Extract all of the entries and give them again, word for word.

##### LISTED ENTRIES

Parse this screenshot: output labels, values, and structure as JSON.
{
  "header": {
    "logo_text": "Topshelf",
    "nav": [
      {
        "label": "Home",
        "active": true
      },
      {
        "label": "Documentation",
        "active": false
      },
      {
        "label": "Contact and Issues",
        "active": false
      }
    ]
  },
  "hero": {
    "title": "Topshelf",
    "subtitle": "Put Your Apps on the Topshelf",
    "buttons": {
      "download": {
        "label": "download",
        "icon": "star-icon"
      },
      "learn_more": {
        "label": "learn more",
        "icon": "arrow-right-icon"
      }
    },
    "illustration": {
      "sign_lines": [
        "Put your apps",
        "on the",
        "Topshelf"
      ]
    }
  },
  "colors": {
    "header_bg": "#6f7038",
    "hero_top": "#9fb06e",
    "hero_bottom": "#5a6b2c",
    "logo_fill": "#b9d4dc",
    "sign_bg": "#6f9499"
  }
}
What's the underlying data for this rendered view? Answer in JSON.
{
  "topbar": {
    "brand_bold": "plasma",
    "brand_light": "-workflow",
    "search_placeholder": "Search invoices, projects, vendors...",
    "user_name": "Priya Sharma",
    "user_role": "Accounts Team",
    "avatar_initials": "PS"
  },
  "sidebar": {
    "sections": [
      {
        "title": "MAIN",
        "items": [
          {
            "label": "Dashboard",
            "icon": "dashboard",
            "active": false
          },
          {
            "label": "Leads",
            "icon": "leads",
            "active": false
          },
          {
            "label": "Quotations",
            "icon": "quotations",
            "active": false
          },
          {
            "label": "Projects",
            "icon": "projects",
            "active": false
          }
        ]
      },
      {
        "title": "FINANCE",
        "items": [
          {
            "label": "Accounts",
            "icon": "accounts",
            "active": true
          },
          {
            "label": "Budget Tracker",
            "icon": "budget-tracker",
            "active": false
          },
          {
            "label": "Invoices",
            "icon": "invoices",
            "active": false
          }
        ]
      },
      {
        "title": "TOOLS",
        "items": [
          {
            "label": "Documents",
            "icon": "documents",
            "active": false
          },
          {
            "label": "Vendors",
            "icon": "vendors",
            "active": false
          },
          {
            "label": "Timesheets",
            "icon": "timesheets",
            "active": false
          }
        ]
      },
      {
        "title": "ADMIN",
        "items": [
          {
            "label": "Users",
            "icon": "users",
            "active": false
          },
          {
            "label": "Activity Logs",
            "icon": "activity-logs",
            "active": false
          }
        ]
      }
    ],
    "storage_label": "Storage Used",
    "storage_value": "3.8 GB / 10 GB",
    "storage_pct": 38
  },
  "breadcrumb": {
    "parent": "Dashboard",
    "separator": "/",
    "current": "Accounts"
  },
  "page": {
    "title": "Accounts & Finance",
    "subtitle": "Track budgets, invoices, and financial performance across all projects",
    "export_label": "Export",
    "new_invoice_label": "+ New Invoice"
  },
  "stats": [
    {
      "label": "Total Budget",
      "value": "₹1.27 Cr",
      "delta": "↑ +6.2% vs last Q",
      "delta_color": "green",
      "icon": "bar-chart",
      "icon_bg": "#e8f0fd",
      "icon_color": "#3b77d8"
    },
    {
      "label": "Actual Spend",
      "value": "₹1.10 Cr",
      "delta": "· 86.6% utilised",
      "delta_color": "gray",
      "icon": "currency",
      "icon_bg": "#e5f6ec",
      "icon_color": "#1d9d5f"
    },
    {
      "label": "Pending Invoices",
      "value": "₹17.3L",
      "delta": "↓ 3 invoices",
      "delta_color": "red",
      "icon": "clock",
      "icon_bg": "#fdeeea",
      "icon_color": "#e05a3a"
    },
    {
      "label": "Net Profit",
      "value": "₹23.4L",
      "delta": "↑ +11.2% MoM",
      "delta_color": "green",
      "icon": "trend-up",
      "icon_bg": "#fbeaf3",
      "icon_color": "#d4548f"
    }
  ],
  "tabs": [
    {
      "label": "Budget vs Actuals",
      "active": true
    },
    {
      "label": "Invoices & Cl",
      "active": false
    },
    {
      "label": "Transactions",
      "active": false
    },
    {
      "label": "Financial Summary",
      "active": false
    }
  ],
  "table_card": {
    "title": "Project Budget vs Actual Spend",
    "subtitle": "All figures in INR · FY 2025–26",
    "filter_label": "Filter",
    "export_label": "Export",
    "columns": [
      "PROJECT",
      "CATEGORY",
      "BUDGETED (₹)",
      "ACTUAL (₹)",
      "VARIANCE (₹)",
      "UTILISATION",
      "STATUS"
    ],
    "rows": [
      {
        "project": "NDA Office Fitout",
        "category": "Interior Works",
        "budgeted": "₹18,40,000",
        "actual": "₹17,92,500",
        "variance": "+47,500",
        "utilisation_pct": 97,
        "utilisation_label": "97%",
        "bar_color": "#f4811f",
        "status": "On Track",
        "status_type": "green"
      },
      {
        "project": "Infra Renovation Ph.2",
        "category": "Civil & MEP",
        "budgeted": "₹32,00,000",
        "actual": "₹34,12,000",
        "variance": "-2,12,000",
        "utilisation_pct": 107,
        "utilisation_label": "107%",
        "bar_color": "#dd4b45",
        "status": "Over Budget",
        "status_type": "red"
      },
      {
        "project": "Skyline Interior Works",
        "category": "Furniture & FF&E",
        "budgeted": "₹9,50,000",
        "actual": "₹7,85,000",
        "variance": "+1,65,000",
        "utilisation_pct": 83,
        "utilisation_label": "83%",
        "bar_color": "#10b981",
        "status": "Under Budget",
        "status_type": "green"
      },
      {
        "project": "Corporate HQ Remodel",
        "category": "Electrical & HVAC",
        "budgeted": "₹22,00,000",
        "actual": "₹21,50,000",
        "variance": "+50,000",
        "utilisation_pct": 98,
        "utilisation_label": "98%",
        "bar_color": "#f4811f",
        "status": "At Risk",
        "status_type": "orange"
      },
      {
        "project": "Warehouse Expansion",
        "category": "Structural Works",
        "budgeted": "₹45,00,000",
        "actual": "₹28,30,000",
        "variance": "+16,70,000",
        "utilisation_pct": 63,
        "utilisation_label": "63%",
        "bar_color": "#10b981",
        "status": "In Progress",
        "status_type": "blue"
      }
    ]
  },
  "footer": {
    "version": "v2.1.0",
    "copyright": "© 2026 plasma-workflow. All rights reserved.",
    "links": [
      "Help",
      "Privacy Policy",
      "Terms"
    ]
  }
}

##########

[SOLVED EXERCISE]
Parse this screenshot: output labels, values, and structure as JSON.
{
  "header": {
    "logo_text": "Topshelf",
    "nav": [
      {
        "label": "Home",
        "active": true
      },
      {
        "label": "Documentation",
        "active": false
      },
      {
        "label": "Contact and Issues",
        "active": false
      }
    ]
  },
  "hero": {
    "title": "Topshelf",
    "subtitle": "Put Your Apps on the Topshelf",
    "buttons": {
      "download": {
        "label": "download",
        "icon": "star-icon"
      },
      "learn_more": {
        "label": "learn more",
        "icon": "arrow-right-icon"
      }
    },
    "illustration": {
      "sign_lines": [
        "Put your apps",
        "on the",
        "Topshelf"
      ]
    }
  },
  "colors": {
    "header_bg": "#6f7038",
    "hero_top": "#9fb06e",
    "hero_bottom": "#5a6b2c",
    "logo_fill": "#b9d4dc",
    "sign_bg": "#6f9499"
  }
}
What's the underlying data for this rendered view? Answer in JSON.
{
  "topbar": {
    "brand_bold": "plasma",
    "brand_light": "-workflow",
    "search_placeholder": "Search invoices, projects, vendors...",
    "user_name": "Priya Sharma",
    "user_role": "Accounts Team",
    "avatar_initials": "PS"
  },
  "sidebar": {
    "sections": [
      {
        "title": "MAIN",
        "items": [
          {
            "label": "Dashboard",
            "icon": "dashboard",
            "active": false
          },
          {
            "label": "Leads",
            "icon": "leads",
            "active": false
          },
          {
            "label": "Quotations",
            "icon": "quotations",
            "active": false
          },
          {
            "label": "Projects",
            "icon": "projects",
            "active": false
          }
        ]
      },
      {
        "title": "FINANCE",
        "items": [
          {
            "label": "Accounts",
            "icon": "accounts",
            "active": true
          },
          {
            "label": "Budget Tracker",
            "icon": "budget-tracker",
            "active": false
          },
          {
            "label": "Invoices",
            "icon": "invoices",
            "active": false
          }
        ]
      },
      {
        "title": "TOOLS",
        "items": [
          {
            "label": "Documents",
            "icon": "documents",
            "active": false
          },
          {
            "label": "Vendors",
            "icon": "vendors",
            "active": false
          },
          {
            "label": "Timesheets",
            "icon": "timesheets",
            "active": false
          }
        ]
      },
      {
        "title": "ADMIN",
        "items": [
          {
            "label": "Users",
            "icon": "users",
            "active": false
          },
          {
            "label": "Activity Logs",
            "icon": "activity-logs",
            "active": false
          }
        ]
      }
    ],
    "storage_label": "Storage Used",
    "storage_value": "3.8 GB / 10 GB",
    "storage_pct": 38
  },
  "breadcrumb": {
    "parent": "Dashboard",
    "separator": "/",
    "current": "Accounts"
  },
  "page": {
    "title": "Accounts & Finance",
    "subtitle": "Track budgets, invoices, and financial performance across all projects",
    "export_label": "Export",
    "new_invoice_label": "+ New Invoice"
  },
  "stats": [
    {
      "label": "Total Budget",
      "value": "₹1.27 Cr",
      "delta": "↑ +6.2% vs last Q",
      "delta_color": "green",
      "icon": "bar-chart",
      "icon_bg": "#e8f0fd",
      "icon_color": "#3b77d8"
    },
    {
      "label": "Actual Spend",
      "value": "₹1.10 Cr",
      "delta": "· 86.6% utilised",
      "delta_color": "gray",
      "icon": "currency",
      "icon_bg": "#e5f6ec",
      "icon_color": "#1d9d5f"
    },
    {
      "label": "Pending Invoices",
      "value": "₹17.3L",
      "delta": "↓ 3 invoices",
      "delta_color": "red",
      "icon": "clock",
      "icon_bg": "#fdeeea",
      "icon_color": "#e05a3a"
    },
    {
      "label": "Net Profit",
      "value": "₹23.4L",
      "delta": "↑ +11.2% MoM",
      "delta_color": "green",
      "icon": "trend-up",
      "icon_bg": "#fbeaf3",
      "icon_color": "#d4548f"
    }
  ],
  "tabs": [
    {
      "label": "Budget vs Actuals",
      "active": true
    },
    {
      "label": "Invoices & Cl",
      "active": false
    },
    {
      "label": "Transactions",
      "active": false
    },
    {
      "label": "Financial Summary",
      "active": false
    }
  ],
  "table_card": {
    "title": "Project Budget vs Actual Spend",
    "subtitle": "All figures in INR · FY 2025–26",
    "filter_label": "Filter",
    "export_label": "Export",
    "columns": [
      "PROJECT",
      "CATEGORY",
      "BUDGETED (₹)",
      "ACTUAL (₹)",
      "VARIANCE (₹)",
      "UTILISATION",
      "STATUS"
    ],
    "rows": [
      {
        "project": "NDA Office Fitout",
        "category": "Interior Works",
        "budgeted": "₹18,40,000",
        "actual": "₹17,92,500",
        "variance": "+47,500",
        "utilisation_pct": 97,
        "utilisation_label": "97%",
        "bar_color": "#f4811f",
        "status": "On Track",
        "status_type": "green"
      },
      {
        "project": "Infra Renovation Ph.2",
        "category": "Civil & MEP",
        "budgeted": "₹32,00,000",
        "actual": "₹34,12,000",
        "variance": "-2,12,000",
        "utilisation_pct": 107,
        "utilisation_label": "107%",
        "bar_color": "#dd4b45",
        "status": "Over Budget",
        "status_type": "red"
      },
      {
        "project": "Skyline Interior Works",
        "category": "Furniture & FF&E",
        "budgeted": "₹9,50,000",
        "actual": "₹7,85,000",
        "variance": "+1,65,000",
        "utilisation_pct": 83,
        "utilisation_label": "83%",
        "bar_color": "#10b981",
        "status": "Under Budget",
        "status_type": "green"
      },
      {
        "project": "Corporate HQ Remodel",
        "category": "Electrical & HVAC",
        "budgeted": "₹22,00,000",
        "actual": "₹21,50,000",
        "variance": "+50,000",
        "utilisation_pct": 98,
        "utilisation_label": "98%",
        "bar_color": "#f4811f",
        "status": "At Risk",
        "status_type": "orange"
      },
      {
        "project": "Warehouse Expansion",
        "category": "Structural Works",
        "budgeted": "₹45,00,000",
        "actual": "₹28,30,000",
        "variance": "+16,70,000",
        "utilisation_pct": 63,
        "utilisation_label": "63%",
        "bar_color": "#10b981",
        "status": "In Progress",
        "status_type": "blue"
      }
    ]
  },
  "footer": {
    "version": "v2.1.0",
    "copyright": "© 2026 plasma-workflow. All rights reserved.",
    "links": [
      "Help",
      "Privacy Policy",
      "Terms"
    ]
  }
}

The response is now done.